_Description of the task:_ In the wrestling article, rewrite the passage that begins with the words "On paper, this" and ends with "Hardy off television.", changing "blowoff feud" to "final rivalry".

— START OF Article —

WWE superstar Randy Orton stretched the gauged earhole of opponent Jeff Hardy, poked a Phillips-head screwdriver through it and then twisted the skin around it while Hardy screamed in agony. Of course, it was all legal, as the two men faced each other in a Hell in a Cell match at WWE’s pay-per-view of the same name at the AT&T Center Sunday in San Antonio, Texas.
Since 1997, WWE has held 40 Hell in a Cell matches. Though WWE fans continuously express displeasure at the lower level of action and bloodshed in the company today — due to the switch from a TV-14 to PG television rating in 2008 — the Orton and Hardy iteration of Hell in a Cell may darn well be the best in company history.
The rules of Hell in a Cell are simple — there really aren’t any.
Participants are locked in a steel cage, with this year’s sporting a sweet red sheen, and the only ways to win are by pinfall or submission. Traditionally, there is no way out, and all the action takes place inside the cage. There are no disqualifications, and every weapon imaginable is legal.
The most memorable moment in Hell in a Cell history was at the Mellon Arena in Pittsburgh, when legends Mick Foley and the Undertaker found themselves on top of the Hell in a Cell structure, fighting for glory in 1998. In a surprise move to fans around the world, the Undertaker threw Foley off the cage and into the announcers’ table below — approximately 20 feet — leaving him limp with a bloody mouth, dislocated jaw and a missing tooth.
But Orton and Hardy now sit right atop the list of best Hell in a Cell matches. Ever.
On paper, this match seemed underwhelming. Orton and Hardy have both been in WWE for decades and have faced each other countless times. This was supposed to be a blowoff feud following the duo’s program with Shinsuke Nakamura. Hardy needed some time off due to dealing with several real-life injuries to his arms and back, so working with notable punisher Orton would allow WWE writers to script Hardy off television.

— END OF Article —
— START OF Dataset extract —

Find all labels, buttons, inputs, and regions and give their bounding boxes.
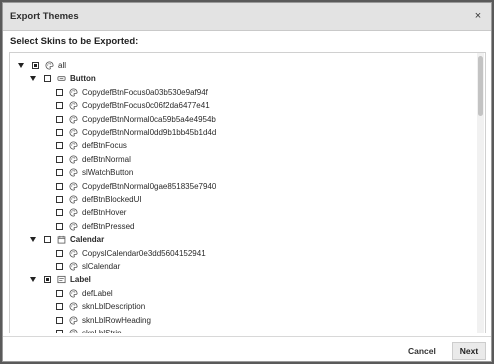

— END OF Dataset extract —

_Task answer:_
On paper, this match seemed underwhelming. Orton and Hardy have both been in WWE for decades and have faced each other countless times. This was supposed to be a final rivalry following the duo’s program with Shinsuke Nakamura. Hardy needed some time off due to dealing with several real-life injuries to his arms and back, so working with notable punisher Orton would allow WWE writers to script Hardy off television.